* AIM OF THE TASK
Read the records below. Copy each line where the string "Peninsular" occurs.

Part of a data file

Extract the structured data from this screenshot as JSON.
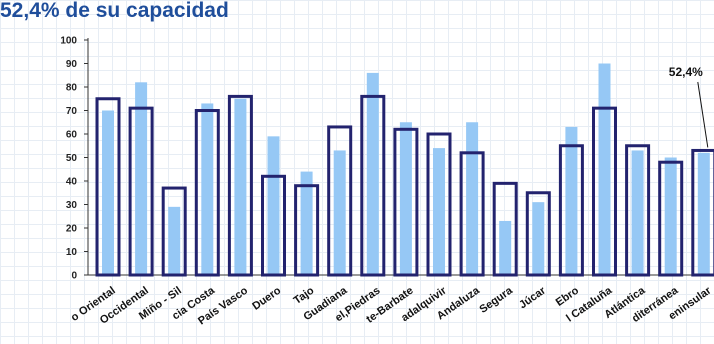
{
  "chart_data": {
    "type": "bar",
    "title": "52,4% de su capacidad",
    "categories": [
      "Cantábrico Oriental",
      "Cantábrico Occidental",
      "Miño - Sil",
      "Galicia Costa",
      "País Vasco",
      "Duero",
      "Tajo",
      "Guadiana",
      "Tinto, Odiel, Piedras",
      "Guadalete-Barbate",
      "Guadalquivir",
      "Cuenca Med. Andaluza",
      "Segura",
      "Júcar",
      "Ebro",
      "Cuencas Int. Cataluña",
      "Total Vert. Atlántica",
      "Total Vert. Mediterránea",
      "Total Peninsular"
    ],
    "category_labels": [
      "o Oriental",
      "Occidental",
      "Miño - Sil",
      "cia Costa",
      "País Vasco",
      "Duero",
      "Tajo",
      "Guadiana",
      "el,Piedras",
      "te-Barbate",
      "adalquivir",
      "Andaluza",
      "Segura",
      "Júcar",
      "Ebro",
      "l Cataluña",
      "Atlántica",
      "diterránea",
      "eninsular"
    ],
    "series": [
      {
        "values": [
          75,
          71,
          37,
          70,
          76,
          42,
          38,
          63,
          76,
          62,
          60,
          52,
          39,
          35,
          55,
          71,
          55,
          48,
          53
        ],
        "style": "outline",
        "color": "#23236e"
      },
      {
        "values": [
          70,
          82,
          29,
          73,
          75,
          59,
          44,
          53,
          86,
          65,
          54,
          65,
          23,
          31,
          63,
          90,
          53,
          50,
          52
        ],
        "style": "filled",
        "color": "#96c8f5"
      }
    ],
    "yticks": [
      0,
      10,
      20,
      30,
      40,
      50,
      60,
      70,
      80,
      90,
      100
    ],
    "ylim": [
      0,
      100
    ],
    "annotation": {
      "text": "52,4%",
      "category": "Total Peninsular"
    }
  }
}
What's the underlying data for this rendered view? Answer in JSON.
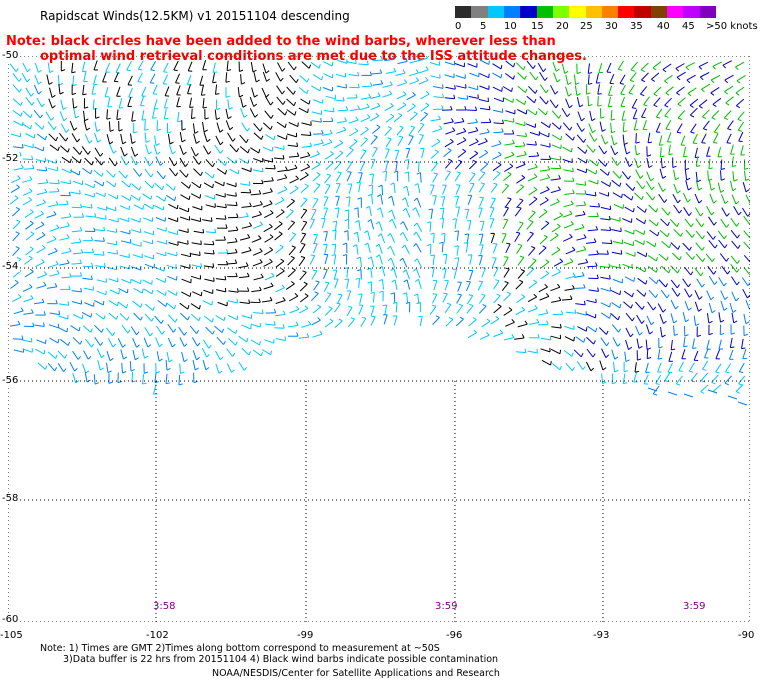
{
  "title": "Rapidscat Winds(12.5KM)  v1  20151104  descending",
  "legend": {
    "labels": [
      "0",
      "5",
      "10",
      "15",
      "20",
      "25",
      "30",
      "35",
      "40",
      "45",
      ">50 knots"
    ],
    "colors": [
      "#2b2b2b",
      "#808080",
      "#00c8ff",
      "#0080ff",
      "#0000c8",
      "#00c000",
      "#80ff00",
      "#ffff00",
      "#ffc000",
      "#ff8000",
      "#ff0000",
      "#c00000",
      "#804000",
      "#ff00ff",
      "#c000ff",
      "#8000c0"
    ]
  },
  "note": {
    "line1": "Note: black circles have been added to the wind barbs, wherever less than",
    "line2": "optimal wind retrieval conditions are met due to the ISS attitude changes."
  },
  "map": {
    "lat_labels": [
      "-50",
      "-52",
      "-54",
      "-56",
      "-58",
      "-60"
    ],
    "lon_labels": [
      "-105",
      "-102",
      "-99",
      "-96",
      "-93",
      "-90"
    ],
    "times": [
      "3:58",
      "3:59",
      "3:59"
    ],
    "lat_range": [
      -60,
      -50
    ],
    "lon_range": [
      -105,
      -90
    ]
  },
  "footer": {
    "line1": "Note: 1) Times are GMT  2)Times along bottom correspond to measurement at ~50S",
    "line2": "3)Data buffer is 22 hrs from 20151104  4) Black wind barbs indicate possible contamination",
    "line3": "NOAA/NESDIS/Center for Satellite Applications and Research"
  }
}
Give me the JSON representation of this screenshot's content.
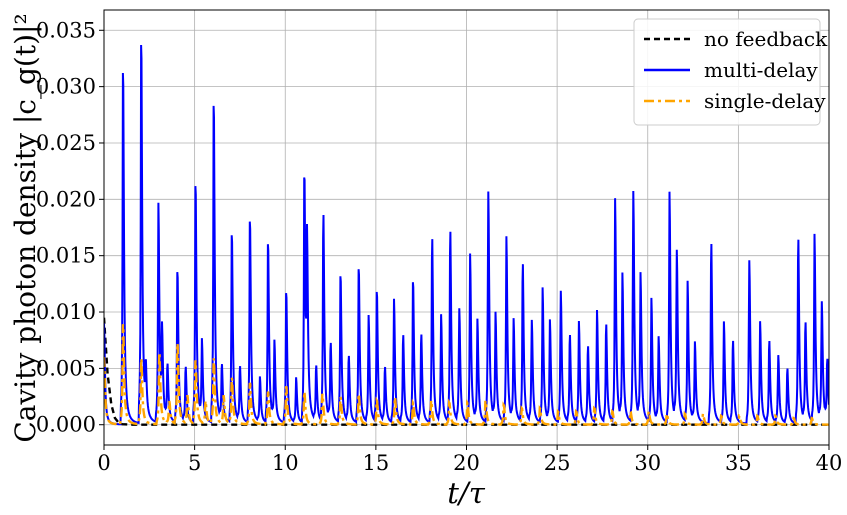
{
  "chart_data": {
    "type": "line",
    "xlabel": "t/τ",
    "ylabel": "Cavity photon density |c_g(t)|²",
    "xlim": [
      0,
      40
    ],
    "ylim": [
      -0.0018,
      0.0368
    ],
    "x_ticks": [
      "0",
      "5",
      "10",
      "15",
      "20",
      "25",
      "30",
      "35",
      "40"
    ],
    "y_ticks": [
      "0.000",
      "0.005",
      "0.010",
      "0.015",
      "0.020",
      "0.025",
      "0.030",
      "0.035"
    ],
    "grid": true,
    "legend_position": "top-right",
    "series": [
      {
        "name": "no feedback",
        "color": "#000000",
        "style": "dashed",
        "x": [
          0,
          0.2,
          0.4,
          0.6,
          0.8,
          1.0,
          1.5,
          2,
          40
        ],
        "y": [
          0.0095,
          0.0045,
          0.0018,
          0.0006,
          0.0002,
          5e-05,
          0,
          0,
          0
        ]
      },
      {
        "name": "multi-delay",
        "color": "#0000ff",
        "style": "solid",
        "peaks": [
          [
            0.0,
            0.009
          ],
          [
            1.05,
            0.0325
          ],
          [
            2.05,
            0.035
          ],
          [
            2.3,
            0.0042
          ],
          [
            3.0,
            0.0195
          ],
          [
            3.2,
            0.0075
          ],
          [
            3.5,
            0.005
          ],
          [
            4.05,
            0.0139
          ],
          [
            4.5,
            0.005
          ],
          [
            5.05,
            0.0219
          ],
          [
            5.4,
            0.007
          ],
          [
            6.05,
            0.0293
          ],
          [
            6.5,
            0.005
          ],
          [
            7.05,
            0.0173
          ],
          [
            7.5,
            0.005
          ],
          [
            8.05,
            0.0186
          ],
          [
            8.6,
            0.004
          ],
          [
            9.05,
            0.0165
          ],
          [
            9.4,
            0.007
          ],
          [
            10.05,
            0.012
          ],
          [
            10.6,
            0.004
          ],
          [
            11.05,
            0.0227
          ],
          [
            11.2,
            0.0147
          ],
          [
            11.7,
            0.005
          ],
          [
            12.1,
            0.019
          ],
          [
            12.5,
            0.007
          ],
          [
            13.05,
            0.0135
          ],
          [
            13.5,
            0.006
          ],
          [
            14.05,
            0.0142
          ],
          [
            14.6,
            0.0095
          ],
          [
            15.05,
            0.012
          ],
          [
            15.5,
            0.005
          ],
          [
            16.0,
            0.011
          ],
          [
            16.5,
            0.008
          ],
          [
            17.05,
            0.013
          ],
          [
            17.5,
            0.008
          ],
          [
            18.1,
            0.0169
          ],
          [
            18.6,
            0.0095
          ],
          [
            19.1,
            0.0175
          ],
          [
            19.6,
            0.01
          ],
          [
            20.2,
            0.015
          ],
          [
            20.6,
            0.009
          ],
          [
            21.2,
            0.0205
          ],
          [
            21.6,
            0.0095
          ],
          [
            22.2,
            0.0165
          ],
          [
            22.6,
            0.009
          ],
          [
            23.1,
            0.0145
          ],
          [
            23.6,
            0.009
          ],
          [
            24.2,
            0.012
          ],
          [
            24.6,
            0.009
          ],
          [
            25.2,
            0.0117
          ],
          [
            25.7,
            0.008
          ],
          [
            26.2,
            0.009
          ],
          [
            26.7,
            0.007
          ],
          [
            27.2,
            0.01
          ],
          [
            27.7,
            0.009
          ],
          [
            28.2,
            0.0199
          ],
          [
            28.6,
            0.013
          ],
          [
            29.2,
            0.0205
          ],
          [
            29.6,
            0.013
          ],
          [
            30.2,
            0.011
          ],
          [
            30.6,
            0.0075
          ],
          [
            31.2,
            0.0205
          ],
          [
            31.6,
            0.015
          ],
          [
            32.2,
            0.0125
          ],
          [
            32.6,
            0.007
          ],
          [
            33.5,
            0.0165
          ],
          [
            34.2,
            0.009
          ],
          [
            34.7,
            0.0075
          ],
          [
            35.6,
            0.0145
          ],
          [
            36.2,
            0.009
          ],
          [
            36.7,
            0.0075
          ],
          [
            37.2,
            0.006
          ],
          [
            37.7,
            0.005
          ],
          [
            38.3,
            0.0169
          ],
          [
            38.7,
            0.009
          ],
          [
            39.2,
            0.0167
          ],
          [
            39.6,
            0.0105
          ],
          [
            39.9,
            0.0055
          ]
        ]
      },
      {
        "name": "single-delay",
        "color": "#ffa500",
        "style": "dashdot",
        "peaks": [
          [
            0.0,
            0.006
          ],
          [
            1.05,
            0.0092
          ],
          [
            2.05,
            0.006
          ],
          [
            3.05,
            0.0066
          ],
          [
            3.6,
            0.002
          ],
          [
            4.05,
            0.0074
          ],
          [
            4.6,
            0.0025
          ],
          [
            5.05,
            0.0058
          ],
          [
            5.6,
            0.002
          ],
          [
            6.05,
            0.006
          ],
          [
            6.6,
            0.0025
          ],
          [
            7.05,
            0.0042
          ],
          [
            8.05,
            0.0038
          ],
          [
            9.05,
            0.003
          ],
          [
            10.05,
            0.0035
          ],
          [
            11.05,
            0.003
          ],
          [
            12.05,
            0.0028
          ],
          [
            13.05,
            0.0025
          ],
          [
            14.05,
            0.0028
          ],
          [
            15.05,
            0.0022
          ],
          [
            16.05,
            0.0025
          ],
          [
            17.05,
            0.002
          ],
          [
            18.05,
            0.0022
          ],
          [
            19.05,
            0.002
          ],
          [
            20.05,
            0.002
          ],
          [
            21.05,
            0.0022
          ],
          [
            22.05,
            0.0018
          ],
          [
            23.05,
            0.0015
          ],
          [
            24.05,
            0.0015
          ],
          [
            25.05,
            0.0012
          ],
          [
            26.05,
            0.0012
          ],
          [
            27.05,
            0.0015
          ],
          [
            28.05,
            0.0012
          ],
          [
            29.05,
            0.0012
          ],
          [
            30.05,
            0.0012
          ],
          [
            31.05,
            0.001
          ],
          [
            32.05,
            0.001
          ],
          [
            33.05,
            0.001
          ],
          [
            34.05,
            0.0008
          ],
          [
            35.05,
            0.0008
          ],
          [
            36.05,
            0.0008
          ],
          [
            37.05,
            0.0008
          ],
          [
            38.05,
            0.0006
          ],
          [
            39.05,
            0.0006
          ]
        ]
      }
    ]
  }
}
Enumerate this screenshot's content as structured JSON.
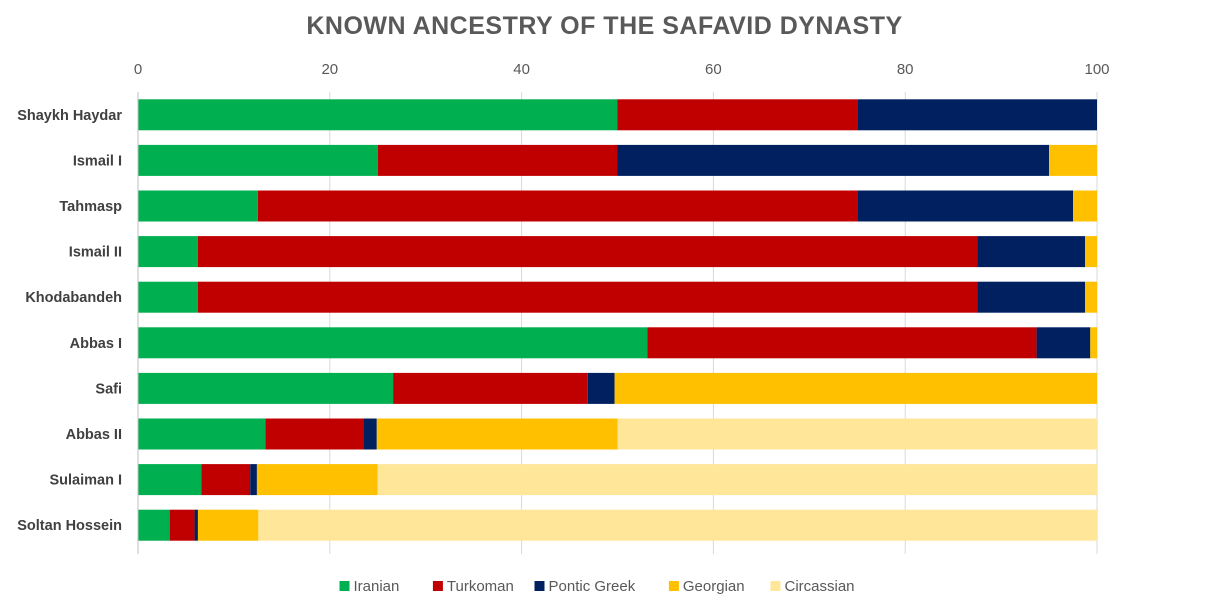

* WORKED ANSWER
      "Total Peninsular"
      "category": "Total Peninsular"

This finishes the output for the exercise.